Start of Data shown

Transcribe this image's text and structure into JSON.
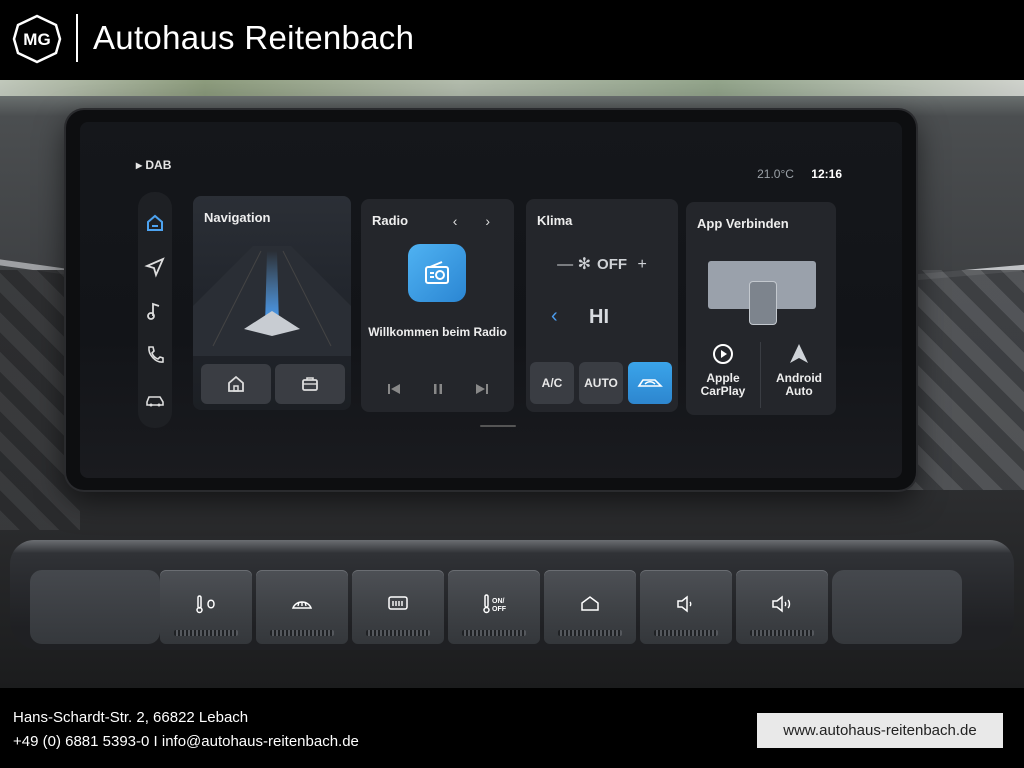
{
  "header": {
    "brand": "MG",
    "dealer_name": "Autohaus Reitenbach"
  },
  "screen": {
    "status": {
      "source": "DAB",
      "temperature": "21.0°C",
      "time": "12:16"
    },
    "rail_icons": [
      "home-icon",
      "navigation-arrow-icon",
      "music-note-icon",
      "phone-icon",
      "car-icon"
    ],
    "navigation": {
      "title": "Navigation"
    },
    "radio": {
      "title": "Radio",
      "welcome": "Willkommen beim Radio"
    },
    "klima": {
      "title": "Klima",
      "fan_state": "OFF",
      "temp_setting": "HI",
      "btn_ac": "A/C",
      "btn_auto": "AUTO"
    },
    "app": {
      "title": "App Verbinden",
      "carplay": "Apple CarPlay",
      "android": "Android Auto"
    }
  },
  "console_icons": [
    "seat-heat-fan-icon",
    "front-defrost-icon",
    "rear-defrost-icon",
    "climate-onoff-icon",
    "home-icon",
    "volume-down-icon",
    "volume-up-icon"
  ],
  "footer": {
    "address": "Hans-Schardt-Str. 2, 66822 Lebach",
    "contact": "+49 (0) 6881 5393-0  I  info@autohaus-reitenbach.de",
    "website": "www.autohaus-reitenbach.de"
  }
}
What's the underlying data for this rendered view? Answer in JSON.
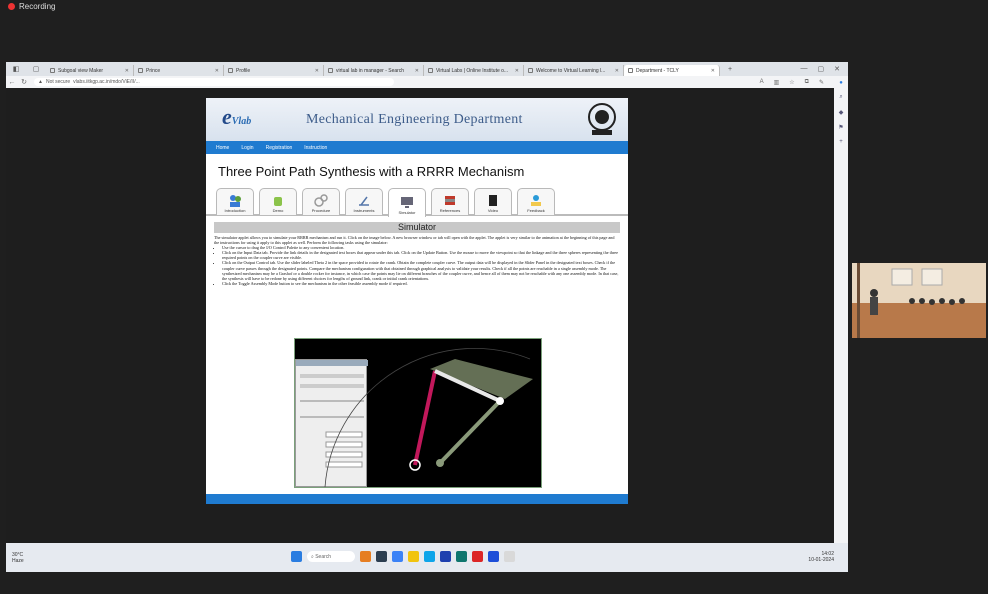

End of Data shown

**Objective**
Work out how many lines above contain the word "JSON". Give only the number.

**Answer to the task**
2